>>>>>

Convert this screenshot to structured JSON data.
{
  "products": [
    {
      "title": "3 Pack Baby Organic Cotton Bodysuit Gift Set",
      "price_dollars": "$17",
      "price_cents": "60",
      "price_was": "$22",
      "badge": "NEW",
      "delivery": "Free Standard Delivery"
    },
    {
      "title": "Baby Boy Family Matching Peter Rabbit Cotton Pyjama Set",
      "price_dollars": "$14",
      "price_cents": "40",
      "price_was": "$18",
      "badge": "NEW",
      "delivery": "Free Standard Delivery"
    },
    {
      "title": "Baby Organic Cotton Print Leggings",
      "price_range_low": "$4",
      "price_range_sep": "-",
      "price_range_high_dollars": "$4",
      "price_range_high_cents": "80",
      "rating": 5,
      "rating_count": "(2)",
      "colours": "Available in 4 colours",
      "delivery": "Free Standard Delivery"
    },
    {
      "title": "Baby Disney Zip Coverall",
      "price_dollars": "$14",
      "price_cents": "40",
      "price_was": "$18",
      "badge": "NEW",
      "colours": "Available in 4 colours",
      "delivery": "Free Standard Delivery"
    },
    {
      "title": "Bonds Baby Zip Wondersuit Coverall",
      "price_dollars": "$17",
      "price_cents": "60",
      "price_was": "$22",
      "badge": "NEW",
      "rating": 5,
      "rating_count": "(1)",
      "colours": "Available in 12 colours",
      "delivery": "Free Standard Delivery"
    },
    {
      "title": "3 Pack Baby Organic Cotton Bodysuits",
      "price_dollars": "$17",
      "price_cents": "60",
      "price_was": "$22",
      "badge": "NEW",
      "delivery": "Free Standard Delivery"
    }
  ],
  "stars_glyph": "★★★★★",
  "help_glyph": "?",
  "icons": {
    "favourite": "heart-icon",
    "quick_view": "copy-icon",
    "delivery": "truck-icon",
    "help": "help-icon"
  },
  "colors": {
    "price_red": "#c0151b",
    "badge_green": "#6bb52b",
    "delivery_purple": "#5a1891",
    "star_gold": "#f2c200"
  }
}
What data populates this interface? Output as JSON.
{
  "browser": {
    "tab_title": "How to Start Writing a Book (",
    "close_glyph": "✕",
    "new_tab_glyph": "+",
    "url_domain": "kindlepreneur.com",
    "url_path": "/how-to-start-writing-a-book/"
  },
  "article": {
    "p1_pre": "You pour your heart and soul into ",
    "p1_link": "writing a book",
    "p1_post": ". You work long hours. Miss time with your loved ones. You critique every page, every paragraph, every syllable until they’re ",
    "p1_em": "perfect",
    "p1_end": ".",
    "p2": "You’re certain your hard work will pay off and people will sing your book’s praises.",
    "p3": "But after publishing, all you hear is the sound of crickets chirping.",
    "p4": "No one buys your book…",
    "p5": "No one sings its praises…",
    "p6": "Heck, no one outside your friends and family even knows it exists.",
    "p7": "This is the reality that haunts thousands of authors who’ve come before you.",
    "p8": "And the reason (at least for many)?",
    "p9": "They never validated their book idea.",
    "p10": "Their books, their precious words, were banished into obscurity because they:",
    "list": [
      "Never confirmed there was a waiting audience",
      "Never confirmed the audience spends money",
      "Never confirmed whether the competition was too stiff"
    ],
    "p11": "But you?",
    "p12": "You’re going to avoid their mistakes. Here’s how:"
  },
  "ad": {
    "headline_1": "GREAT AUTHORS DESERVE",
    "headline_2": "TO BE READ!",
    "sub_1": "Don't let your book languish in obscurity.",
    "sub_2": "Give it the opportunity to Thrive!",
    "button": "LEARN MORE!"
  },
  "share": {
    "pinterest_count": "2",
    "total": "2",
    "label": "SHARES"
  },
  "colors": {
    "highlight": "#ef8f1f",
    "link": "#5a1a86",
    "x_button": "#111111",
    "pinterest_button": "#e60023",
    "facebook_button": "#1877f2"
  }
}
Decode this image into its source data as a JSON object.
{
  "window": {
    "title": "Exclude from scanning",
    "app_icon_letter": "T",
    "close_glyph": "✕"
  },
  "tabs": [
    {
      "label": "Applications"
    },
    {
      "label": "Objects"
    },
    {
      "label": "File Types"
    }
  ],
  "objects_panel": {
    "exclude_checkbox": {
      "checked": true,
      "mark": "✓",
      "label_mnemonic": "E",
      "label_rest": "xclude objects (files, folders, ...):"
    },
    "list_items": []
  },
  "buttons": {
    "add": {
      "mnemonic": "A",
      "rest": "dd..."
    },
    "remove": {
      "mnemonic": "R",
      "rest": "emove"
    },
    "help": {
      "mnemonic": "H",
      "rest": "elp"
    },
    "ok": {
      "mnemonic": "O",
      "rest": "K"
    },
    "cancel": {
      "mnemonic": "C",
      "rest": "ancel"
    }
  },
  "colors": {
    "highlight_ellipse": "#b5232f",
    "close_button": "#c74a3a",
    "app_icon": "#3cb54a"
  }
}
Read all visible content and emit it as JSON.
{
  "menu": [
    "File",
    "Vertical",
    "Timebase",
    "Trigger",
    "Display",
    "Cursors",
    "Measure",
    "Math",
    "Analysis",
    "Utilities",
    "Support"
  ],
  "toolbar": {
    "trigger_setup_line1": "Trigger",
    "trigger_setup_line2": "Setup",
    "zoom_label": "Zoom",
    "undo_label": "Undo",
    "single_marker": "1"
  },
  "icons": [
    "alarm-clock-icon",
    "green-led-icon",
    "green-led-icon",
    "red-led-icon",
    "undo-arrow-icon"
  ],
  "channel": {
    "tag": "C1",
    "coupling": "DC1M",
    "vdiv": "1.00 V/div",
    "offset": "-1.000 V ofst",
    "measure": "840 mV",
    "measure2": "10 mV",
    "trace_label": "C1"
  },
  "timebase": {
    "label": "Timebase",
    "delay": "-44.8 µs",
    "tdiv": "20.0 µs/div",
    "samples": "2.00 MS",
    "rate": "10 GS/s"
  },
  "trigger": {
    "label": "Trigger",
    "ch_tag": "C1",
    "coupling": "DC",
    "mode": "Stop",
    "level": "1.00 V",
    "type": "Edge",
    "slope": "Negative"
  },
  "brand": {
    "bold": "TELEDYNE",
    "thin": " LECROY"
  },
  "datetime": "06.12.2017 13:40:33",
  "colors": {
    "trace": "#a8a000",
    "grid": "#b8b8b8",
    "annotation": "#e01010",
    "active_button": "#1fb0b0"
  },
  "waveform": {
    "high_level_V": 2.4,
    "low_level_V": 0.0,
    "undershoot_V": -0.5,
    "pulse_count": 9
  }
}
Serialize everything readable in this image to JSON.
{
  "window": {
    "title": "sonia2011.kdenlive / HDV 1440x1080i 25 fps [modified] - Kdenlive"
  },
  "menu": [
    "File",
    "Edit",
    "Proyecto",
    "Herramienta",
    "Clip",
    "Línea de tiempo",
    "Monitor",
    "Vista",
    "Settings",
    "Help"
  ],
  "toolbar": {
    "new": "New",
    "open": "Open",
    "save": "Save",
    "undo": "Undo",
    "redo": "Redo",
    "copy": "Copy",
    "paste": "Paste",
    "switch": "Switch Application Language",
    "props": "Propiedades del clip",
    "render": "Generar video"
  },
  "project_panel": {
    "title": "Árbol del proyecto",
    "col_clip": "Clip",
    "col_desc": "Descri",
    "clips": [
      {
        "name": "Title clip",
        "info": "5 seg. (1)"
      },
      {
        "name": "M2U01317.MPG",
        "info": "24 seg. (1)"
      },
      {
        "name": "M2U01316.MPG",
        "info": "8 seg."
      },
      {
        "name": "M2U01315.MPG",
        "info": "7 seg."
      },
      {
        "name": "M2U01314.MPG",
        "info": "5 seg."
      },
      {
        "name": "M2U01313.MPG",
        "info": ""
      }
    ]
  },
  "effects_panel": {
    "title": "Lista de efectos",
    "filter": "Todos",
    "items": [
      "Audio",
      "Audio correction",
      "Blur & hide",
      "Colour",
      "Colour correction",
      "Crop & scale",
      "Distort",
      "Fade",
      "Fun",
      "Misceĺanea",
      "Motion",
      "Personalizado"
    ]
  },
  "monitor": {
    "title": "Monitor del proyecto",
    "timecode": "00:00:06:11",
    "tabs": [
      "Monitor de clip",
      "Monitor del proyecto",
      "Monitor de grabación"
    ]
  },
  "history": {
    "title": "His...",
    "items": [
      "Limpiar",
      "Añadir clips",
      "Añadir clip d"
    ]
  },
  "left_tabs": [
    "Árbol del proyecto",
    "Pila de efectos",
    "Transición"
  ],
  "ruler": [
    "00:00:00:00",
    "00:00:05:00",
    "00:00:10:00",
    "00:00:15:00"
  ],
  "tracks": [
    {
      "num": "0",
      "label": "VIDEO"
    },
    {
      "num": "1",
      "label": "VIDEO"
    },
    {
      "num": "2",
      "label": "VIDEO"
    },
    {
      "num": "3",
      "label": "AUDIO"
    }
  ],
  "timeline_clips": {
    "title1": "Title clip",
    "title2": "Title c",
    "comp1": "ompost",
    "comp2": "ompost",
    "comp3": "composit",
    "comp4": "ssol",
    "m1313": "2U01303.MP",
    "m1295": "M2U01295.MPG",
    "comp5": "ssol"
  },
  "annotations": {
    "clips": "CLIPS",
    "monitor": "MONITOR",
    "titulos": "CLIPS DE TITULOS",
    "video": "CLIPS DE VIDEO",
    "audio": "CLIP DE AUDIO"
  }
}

<<<<<

▶ YOUR GOAL
Working from the listing above, pick out every line that has "Árbol" and copy it.

▶ ANSWER TO THE EXERCISE
    "title": "Árbol del proyecto",
    "Árbol del proyecto",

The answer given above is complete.